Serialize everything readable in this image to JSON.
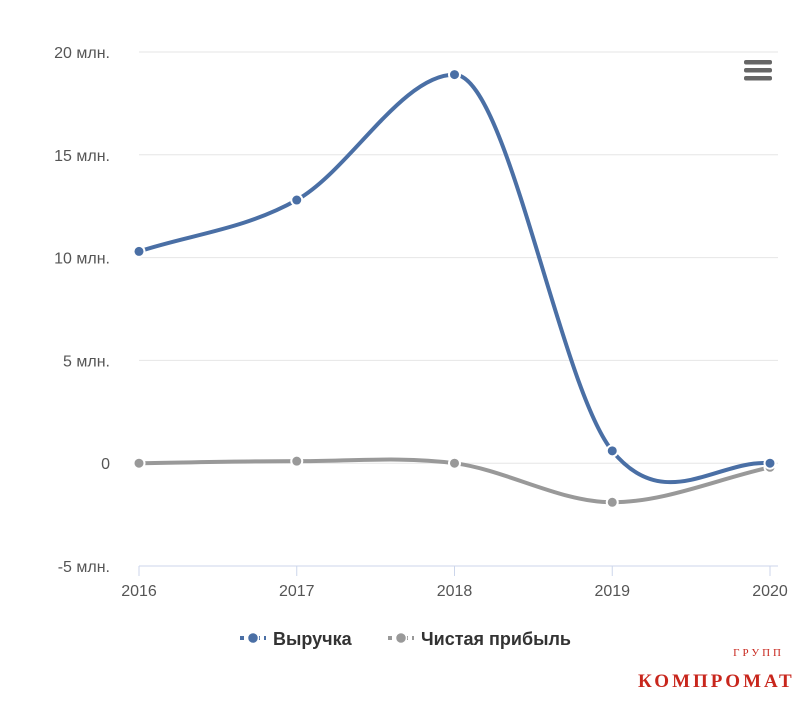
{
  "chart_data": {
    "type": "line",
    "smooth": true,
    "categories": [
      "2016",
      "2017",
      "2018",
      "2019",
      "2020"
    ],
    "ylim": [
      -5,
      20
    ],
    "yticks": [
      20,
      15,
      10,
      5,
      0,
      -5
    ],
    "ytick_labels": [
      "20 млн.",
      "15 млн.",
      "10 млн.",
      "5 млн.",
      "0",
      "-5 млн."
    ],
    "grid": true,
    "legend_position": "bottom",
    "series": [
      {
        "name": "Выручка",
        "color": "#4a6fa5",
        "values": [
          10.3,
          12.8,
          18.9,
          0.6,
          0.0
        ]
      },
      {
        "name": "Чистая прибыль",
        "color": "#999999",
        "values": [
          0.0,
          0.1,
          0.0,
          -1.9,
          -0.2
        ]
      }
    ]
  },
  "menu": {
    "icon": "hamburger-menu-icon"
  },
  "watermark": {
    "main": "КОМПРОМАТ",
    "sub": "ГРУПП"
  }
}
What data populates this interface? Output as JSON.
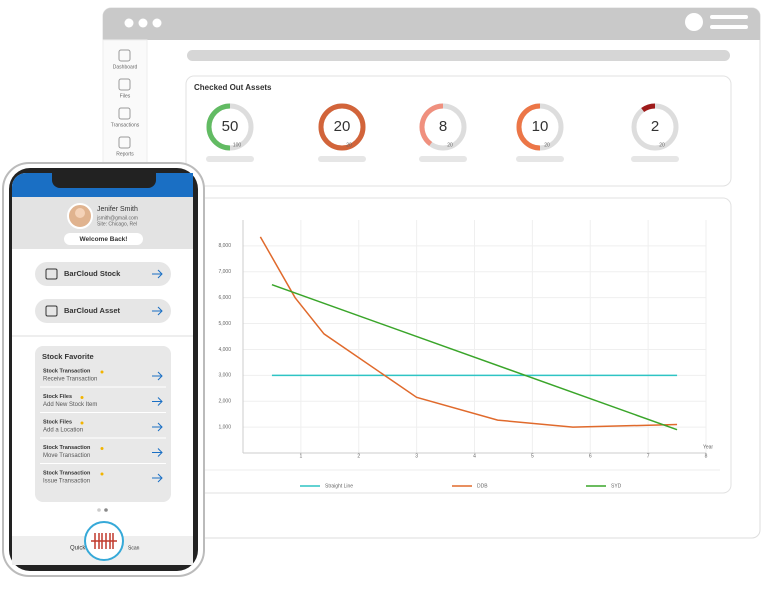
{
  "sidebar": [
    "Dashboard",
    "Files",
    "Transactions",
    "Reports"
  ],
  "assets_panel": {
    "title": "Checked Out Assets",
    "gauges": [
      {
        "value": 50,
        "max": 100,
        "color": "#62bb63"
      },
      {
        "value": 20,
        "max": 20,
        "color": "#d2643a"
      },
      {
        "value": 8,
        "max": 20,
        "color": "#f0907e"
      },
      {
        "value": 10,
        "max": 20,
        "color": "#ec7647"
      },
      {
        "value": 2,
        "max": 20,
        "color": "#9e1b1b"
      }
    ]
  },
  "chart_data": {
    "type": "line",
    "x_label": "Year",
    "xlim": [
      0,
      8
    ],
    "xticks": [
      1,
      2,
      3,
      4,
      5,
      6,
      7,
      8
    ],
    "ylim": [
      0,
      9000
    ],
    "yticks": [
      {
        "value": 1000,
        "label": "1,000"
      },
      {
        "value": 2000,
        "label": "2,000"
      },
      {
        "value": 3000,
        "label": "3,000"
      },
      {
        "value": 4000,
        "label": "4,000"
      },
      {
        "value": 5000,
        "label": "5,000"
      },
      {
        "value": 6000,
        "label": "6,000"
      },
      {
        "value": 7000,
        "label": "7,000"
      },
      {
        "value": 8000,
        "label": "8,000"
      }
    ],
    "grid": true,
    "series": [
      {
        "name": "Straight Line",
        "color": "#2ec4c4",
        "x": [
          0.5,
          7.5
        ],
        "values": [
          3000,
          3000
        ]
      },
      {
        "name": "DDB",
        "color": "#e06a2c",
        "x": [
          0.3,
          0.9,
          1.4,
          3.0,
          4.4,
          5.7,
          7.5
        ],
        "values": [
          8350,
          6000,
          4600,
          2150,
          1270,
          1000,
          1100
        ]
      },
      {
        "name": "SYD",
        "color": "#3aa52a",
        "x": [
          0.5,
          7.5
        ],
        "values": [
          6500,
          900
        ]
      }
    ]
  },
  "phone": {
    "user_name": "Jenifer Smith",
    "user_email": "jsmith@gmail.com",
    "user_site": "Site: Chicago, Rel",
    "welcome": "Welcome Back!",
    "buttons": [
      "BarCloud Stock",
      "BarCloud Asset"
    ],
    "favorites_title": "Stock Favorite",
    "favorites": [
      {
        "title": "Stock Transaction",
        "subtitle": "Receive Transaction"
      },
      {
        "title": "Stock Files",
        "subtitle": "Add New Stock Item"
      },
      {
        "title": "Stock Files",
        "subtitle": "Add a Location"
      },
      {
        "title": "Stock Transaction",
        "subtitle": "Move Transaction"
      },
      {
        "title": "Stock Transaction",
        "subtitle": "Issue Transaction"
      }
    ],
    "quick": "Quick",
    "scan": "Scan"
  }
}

************

* What you have to do:
Take the listing above and restate it word for word, without its pictures.

* Exercise response:
Serialize everything readable in this image to JSON.
{
  "chart_data": {
    "type": "line",
    "smooth": true,
    "categories": [
      "2016",
      "2017",
      "2018",
      "2019",
      "2020"
    ],
    "ylim": [
      -5,
      20
    ],
    "yticks": [
      20,
      15,
      10,
      5,
      0,
      -5
    ],
    "ytick_labels": [
      "20 млн.",
      "15 млн.",
      "10 млн.",
      "5 млн.",
      "0",
      "-5 млн."
    ],
    "grid": true,
    "legend_position": "bottom",
    "series": [
      {
        "name": "Выручка",
        "color": "#4a6fa5",
        "values": [
          10.3,
          12.8,
          18.9,
          0.6,
          0.0
        ]
      },
      {
        "name": "Чистая прибыль",
        "color": "#999999",
        "values": [
          0.0,
          0.1,
          0.0,
          -1.9,
          -0.2
        ]
      }
    ]
  },
  "menu": {
    "icon": "hamburger-menu-icon"
  },
  "watermark": {
    "main": "КОМПРОМАТ",
    "sub": "ГРУПП"
  }
}
What data populates this interface? Output as JSON.
{
  "sidebar": [
    "Dashboard",
    "Files",
    "Transactions",
    "Reports"
  ],
  "assets_panel": {
    "title": "Checked Out Assets",
    "gauges": [
      {
        "value": 50,
        "max": 100,
        "color": "#62bb63"
      },
      {
        "value": 20,
        "max": 20,
        "color": "#d2643a"
      },
      {
        "value": 8,
        "max": 20,
        "color": "#f0907e"
      },
      {
        "value": 10,
        "max": 20,
        "color": "#ec7647"
      },
      {
        "value": 2,
        "max": 20,
        "color": "#9e1b1b"
      }
    ]
  },
  "chart_data": {
    "type": "line",
    "x_label": "Year",
    "xlim": [
      0,
      8
    ],
    "xticks": [
      1,
      2,
      3,
      4,
      5,
      6,
      7,
      8
    ],
    "ylim": [
      0,
      9000
    ],
    "yticks": [
      {
        "value": 1000,
        "label": "1,000"
      },
      {
        "value": 2000,
        "label": "2,000"
      },
      {
        "value": 3000,
        "label": "3,000"
      },
      {
        "value": 4000,
        "label": "4,000"
      },
      {
        "value": 5000,
        "label": "5,000"
      },
      {
        "value": 6000,
        "label": "6,000"
      },
      {
        "value": 7000,
        "label": "7,000"
      },
      {
        "value": 8000,
        "label": "8,000"
      }
    ],
    "grid": true,
    "series": [
      {
        "name": "Straight Line",
        "color": "#2ec4c4",
        "x": [
          0.5,
          7.5
        ],
        "values": [
          3000,
          3000
        ]
      },
      {
        "name": "DDB",
        "color": "#e06a2c",
        "x": [
          0.3,
          0.9,
          1.4,
          3.0,
          4.4,
          5.7,
          7.5
        ],
        "values": [
          8350,
          6000,
          4600,
          2150,
          1270,
          1000,
          1100
        ]
      },
      {
        "name": "SYD",
        "color": "#3aa52a",
        "x": [
          0.5,
          7.5
        ],
        "values": [
          6500,
          900
        ]
      }
    ]
  },
  "phone": {
    "user_name": "Jenifer Smith",
    "user_email": "jsmith@gmail.com",
    "user_site": "Site: Chicago, Rel",
    "welcome": "Welcome Back!",
    "buttons": [
      "BarCloud Stock",
      "BarCloud Asset"
    ],
    "favorites_title": "Stock Favorite",
    "favorites": [
      {
        "title": "Stock Transaction",
        "subtitle": "Receive Transaction"
      },
      {
        "title": "Stock Files",
        "subtitle": "Add New Stock Item"
      },
      {
        "title": "Stock Files",
        "subtitle": "Add a Location"
      },
      {
        "title": "Stock Transaction",
        "subtitle": "Move Transaction"
      },
      {
        "title": "Stock Transaction",
        "subtitle": "Issue Transaction"
      }
    ],
    "quick": "Quick",
    "scan": "Scan"
  }
}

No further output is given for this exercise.